* **Objective**: Output the material below unchanged, apart from leaving out the pictures.

* **Listing**:

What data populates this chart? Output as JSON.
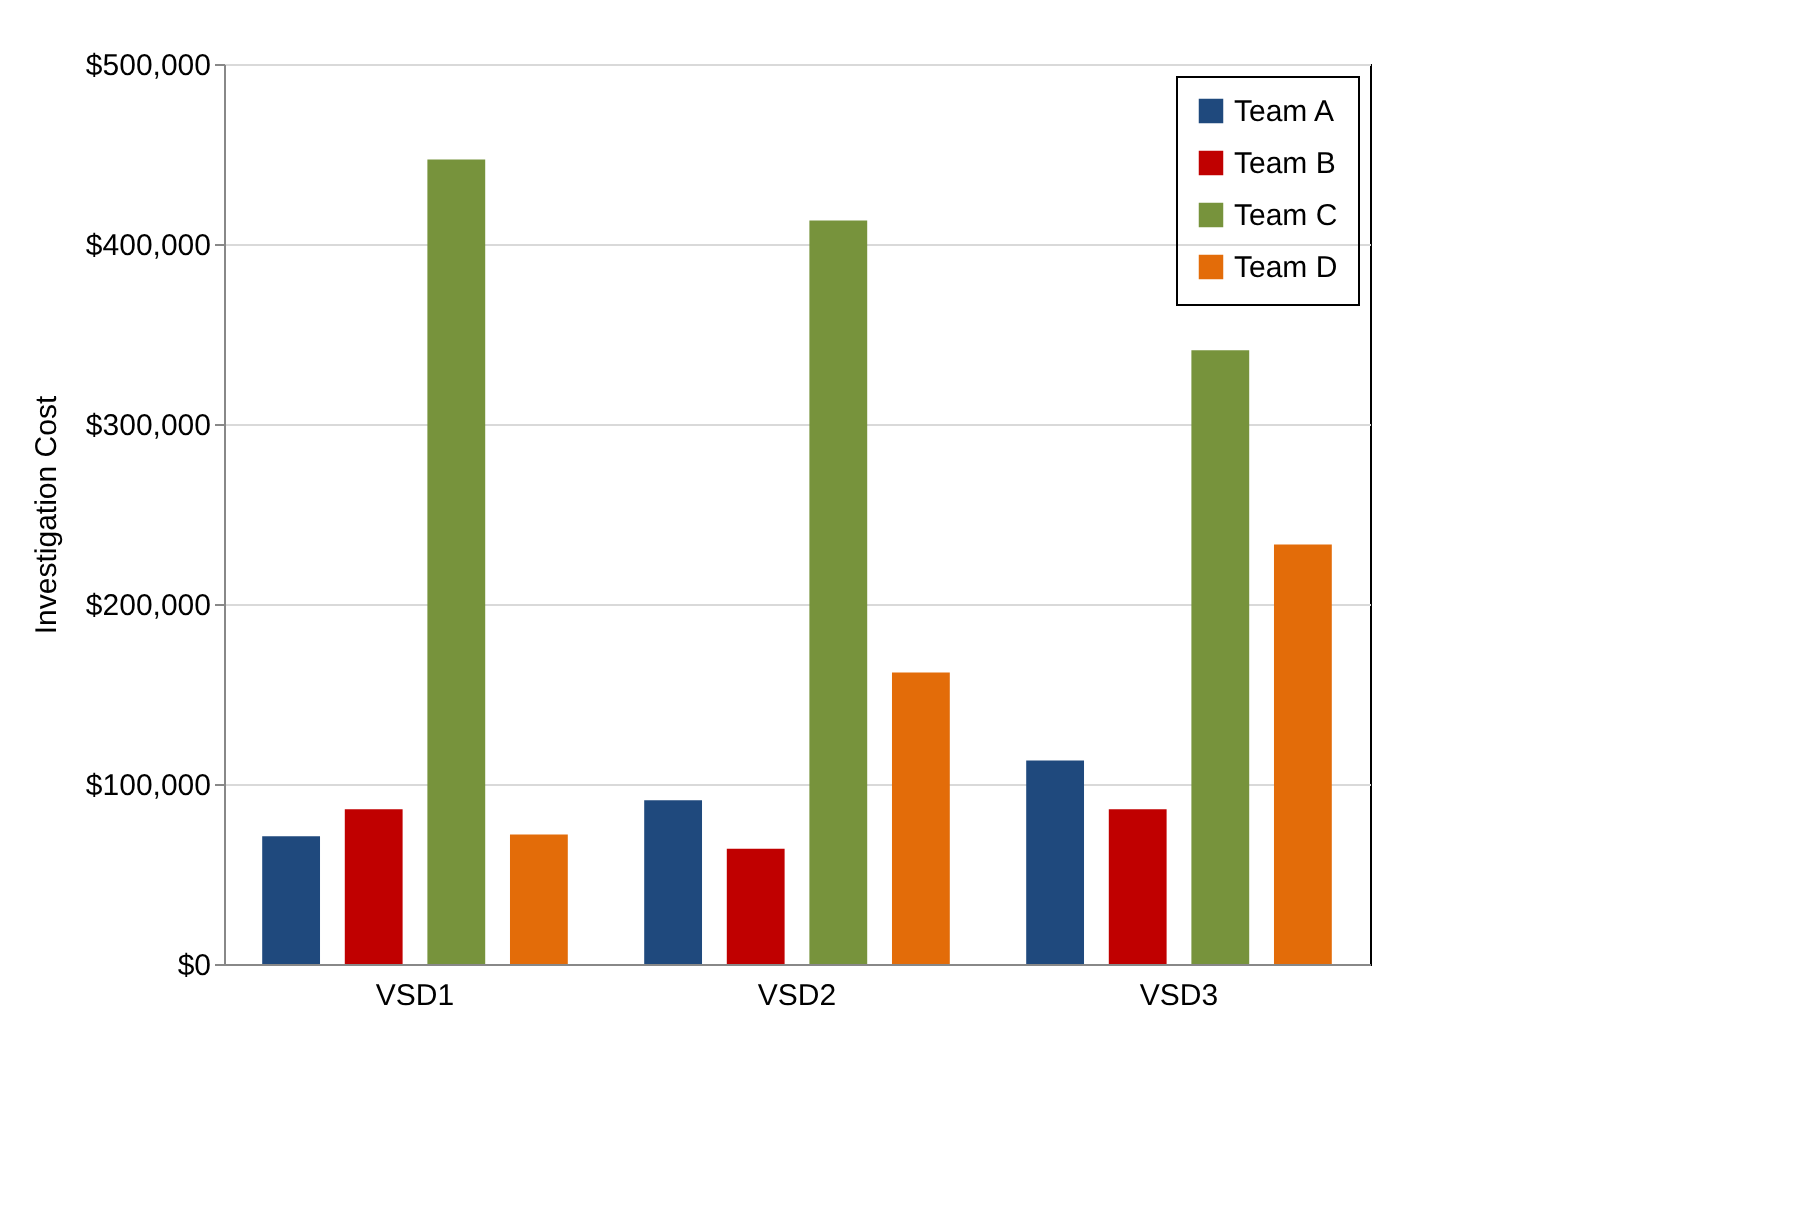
{
  "chart_data": {
    "type": "bar",
    "ylabel": "Investigation Cost",
    "categories": [
      "VSD1",
      "VSD2",
      "VSD3"
    ],
    "series": [
      {
        "name": "Team A",
        "color": "#1f497d",
        "values": [
          71000,
          91000,
          113000
        ]
      },
      {
        "name": "Team B",
        "color": "#c00000",
        "values": [
          86000,
          64000,
          86000
        ]
      },
      {
        "name": "Team C",
        "color": "#77933c",
        "values": [
          447000,
          413000,
          341000
        ]
      },
      {
        "name": "Team D",
        "color": "#e36c09",
        "values": [
          72000,
          162000,
          233000
        ]
      }
    ],
    "ylim": [
      0,
      500000
    ],
    "yticks": [
      {
        "value": 0,
        "label": "$0"
      },
      {
        "value": 100000,
        "label": "$100,000"
      },
      {
        "value": 200000,
        "label": "$200,000"
      },
      {
        "value": 300000,
        "label": "$300,000"
      },
      {
        "value": 400000,
        "label": "$400,000"
      },
      {
        "value": 500000,
        "label": "$500,000"
      }
    ],
    "grid": "y",
    "legend": "top right"
  }
}
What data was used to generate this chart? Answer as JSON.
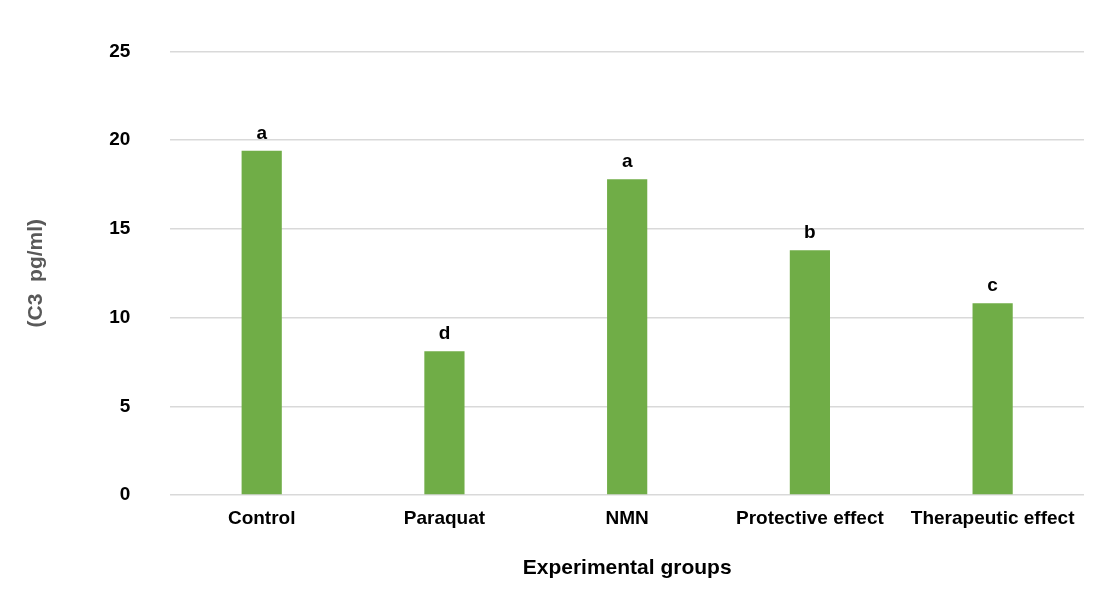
{
  "chart_data": {
    "type": "bar",
    "xlabel": "Experimental groups",
    "ylabel": "(C3  pg/ml)",
    "categories": [
      "Control",
      "Paraquat",
      "NMN",
      "Protective effect",
      "Therapeutic effect"
    ],
    "values": [
      19.4,
      8.1,
      17.8,
      13.8,
      10.8
    ],
    "color": "#70ad47",
    "ylim": [
      0,
      25
    ],
    "yticks": [
      0,
      5,
      10,
      15,
      20,
      25
    ],
    "grid": "y",
    "legend": false,
    "annotations": [
      {
        "text": "a",
        "x": "Control",
        "y": 19.4
      },
      {
        "text": "d",
        "x": "Paraquat",
        "y": 8.1
      },
      {
        "text": "a",
        "x": "NMN",
        "y": 17.8
      },
      {
        "text": "b",
        "x": "Protective effect",
        "y": 13.8
      },
      {
        "text": "c",
        "x": "Therapeutic effect",
        "y": 10.8
      }
    ]
  }
}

* **Finished exercise**:
What data populates this chart? Output as JSON.
{
  "chart_data": {
    "type": "bar",
    "ylabel": "Investigation Cost",
    "categories": [
      "VSD1",
      "VSD2",
      "VSD3"
    ],
    "series": [
      {
        "name": "Team A",
        "color": "#1f497d",
        "values": [
          71000,
          91000,
          113000
        ]
      },
      {
        "name": "Team B",
        "color": "#c00000",
        "values": [
          86000,
          64000,
          86000
        ]
      },
      {
        "name": "Team C",
        "color": "#77933c",
        "values": [
          447000,
          413000,
          341000
        ]
      },
      {
        "name": "Team D",
        "color": "#e36c09",
        "values": [
          72000,
          162000,
          233000
        ]
      }
    ],
    "ylim": [
      0,
      500000
    ],
    "yticks": [
      {
        "value": 0,
        "label": "$0"
      },
      {
        "value": 100000,
        "label": "$100,000"
      },
      {
        "value": 200000,
        "label": "$200,000"
      },
      {
        "value": 300000,
        "label": "$300,000"
      },
      {
        "value": 400000,
        "label": "$400,000"
      },
      {
        "value": 500000,
        "label": "$500,000"
      }
    ],
    "grid": "y",
    "legend": "top right"
  }
}
What data was used to generate this chart? Answer as JSON.
{
  "chart_data": {
    "type": "bar",
    "xlabel": "Experimental groups",
    "ylabel": "(C3  pg/ml)",
    "categories": [
      "Control",
      "Paraquat",
      "NMN",
      "Protective effect",
      "Therapeutic effect"
    ],
    "values": [
      19.4,
      8.1,
      17.8,
      13.8,
      10.8
    ],
    "color": "#70ad47",
    "ylim": [
      0,
      25
    ],
    "yticks": [
      0,
      5,
      10,
      15,
      20,
      25
    ],
    "grid": "y",
    "legend": false,
    "annotations": [
      {
        "text": "a",
        "x": "Control",
        "y": 19.4
      },
      {
        "text": "d",
        "x": "Paraquat",
        "y": 8.1
      },
      {
        "text": "a",
        "x": "NMN",
        "y": 17.8
      },
      {
        "text": "b",
        "x": "Protective effect",
        "y": 13.8
      },
      {
        "text": "c",
        "x": "Therapeutic effect",
        "y": 10.8
      }
    ]
  }
}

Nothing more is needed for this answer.